*Directions:*
Transcribe the material in full. Nothing should differ except that the pictures are left out.

━━━━━━━━━━

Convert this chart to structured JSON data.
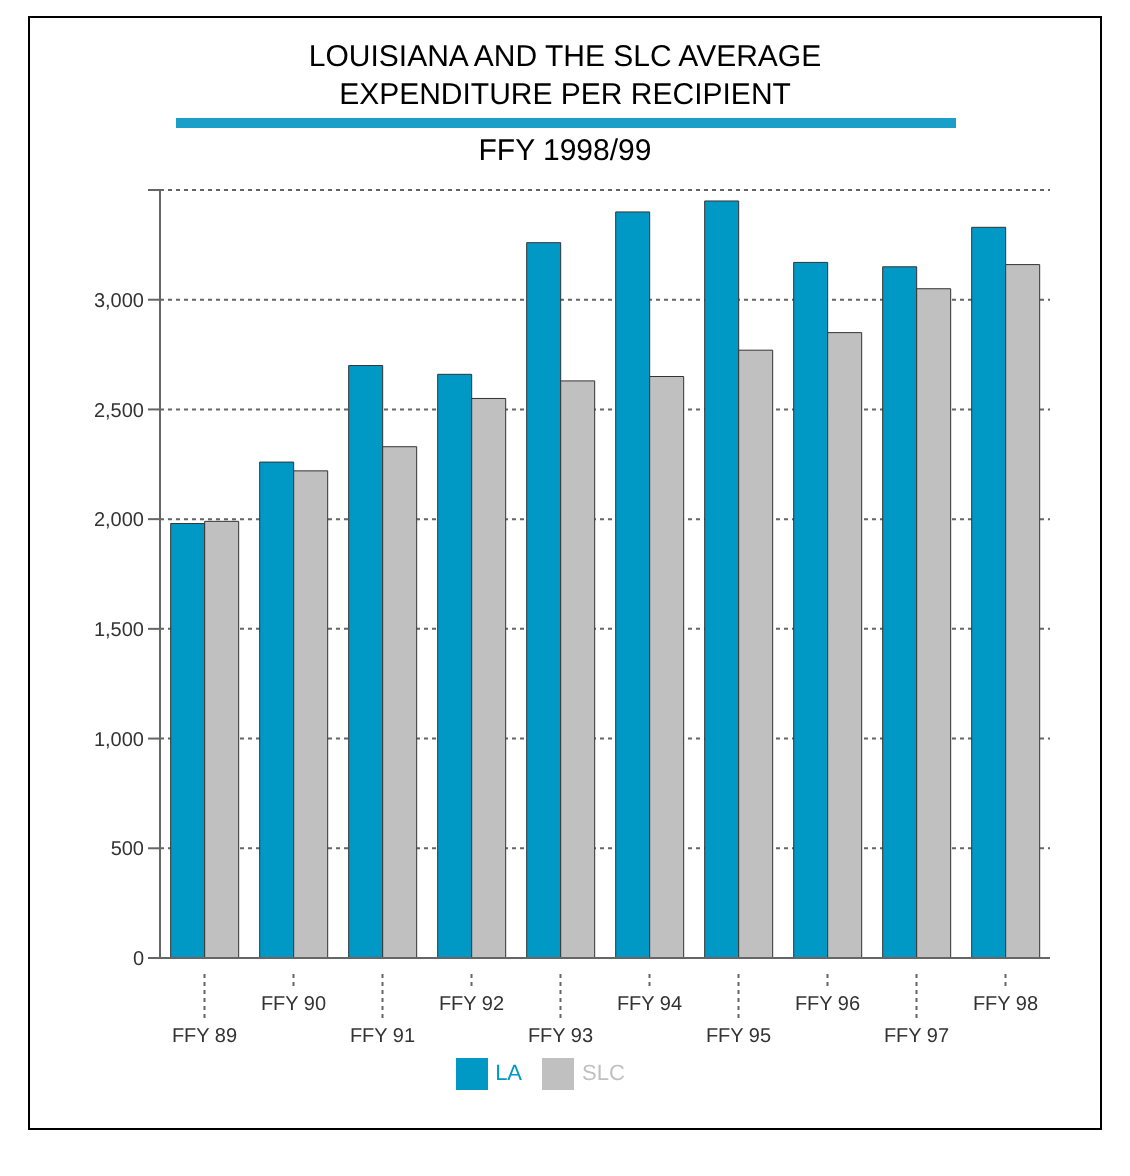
{
  "chart_data": {
    "type": "bar",
    "title": "LOUISIANA AND THE SLC AVERAGE EXPENDITURE PER RECIPIENT",
    "subtitle": "FFY 1998/99",
    "categories": [
      "FFY 89",
      "FFY 90",
      "FFY 91",
      "FFY 92",
      "FFY 93",
      "FFY 94",
      "FFY 95",
      "FFY 96",
      "FFY 97",
      "FFY 98"
    ],
    "series": [
      {
        "name": "LA",
        "color": "#0099c6",
        "values": [
          1980,
          2260,
          2700,
          2660,
          3260,
          3400,
          3450,
          3170,
          3150,
          3330
        ]
      },
      {
        "name": "SLC",
        "color": "#c0c0c0",
        "values": [
          1990,
          2220,
          2330,
          2550,
          2630,
          2650,
          2770,
          2850,
          3050,
          3160
        ]
      }
    ],
    "ylim": [
      0,
      3500
    ],
    "yticks": [
      {
        "value": 0,
        "label": "0"
      },
      {
        "value": 500,
        "label": "500"
      },
      {
        "value": 1000,
        "label": "1,000"
      },
      {
        "value": 1500,
        "label": "1,500"
      },
      {
        "value": 2000,
        "label": "2,000"
      },
      {
        "value": 2500,
        "label": "2,500"
      },
      {
        "value": 3000,
        "label": "3,000"
      },
      {
        "value": 3500,
        "label": null
      }
    ],
    "grid": "y",
    "legend": "bottom"
  }
}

━━━━━━━━━━

*Response for this exercise:*
Convert this chart to structured JSON data.
{
  "chart_data": {
    "type": "bar",
    "title": "LOUISIANA AND THE SLC AVERAGE EXPENDITURE PER RECIPIENT",
    "subtitle": "FFY 1998/99",
    "categories": [
      "FFY 89",
      "FFY 90",
      "FFY 91",
      "FFY 92",
      "FFY 93",
      "FFY 94",
      "FFY 95",
      "FFY 96",
      "FFY 97",
      "FFY 98"
    ],
    "series": [
      {
        "name": "LA",
        "color": "#0099c6",
        "values": [
          1980,
          2260,
          2700,
          2660,
          3260,
          3400,
          3450,
          3170,
          3150,
          3330
        ]
      },
      {
        "name": "SLC",
        "color": "#c0c0c0",
        "values": [
          1990,
          2220,
          2330,
          2550,
          2630,
          2650,
          2770,
          2850,
          3050,
          3160
        ]
      }
    ],
    "ylim": [
      0,
      3500
    ],
    "yticks": [
      {
        "value": 0,
        "label": "0"
      },
      {
        "value": 500,
        "label": "500"
      },
      {
        "value": 1000,
        "label": "1,000"
      },
      {
        "value": 1500,
        "label": "1,500"
      },
      {
        "value": 2000,
        "label": "2,000"
      },
      {
        "value": 2500,
        "label": "2,500"
      },
      {
        "value": 3000,
        "label": "3,000"
      },
      {
        "value": 3500,
        "label": null
      }
    ],
    "grid": "y",
    "legend": "bottom"
  }
}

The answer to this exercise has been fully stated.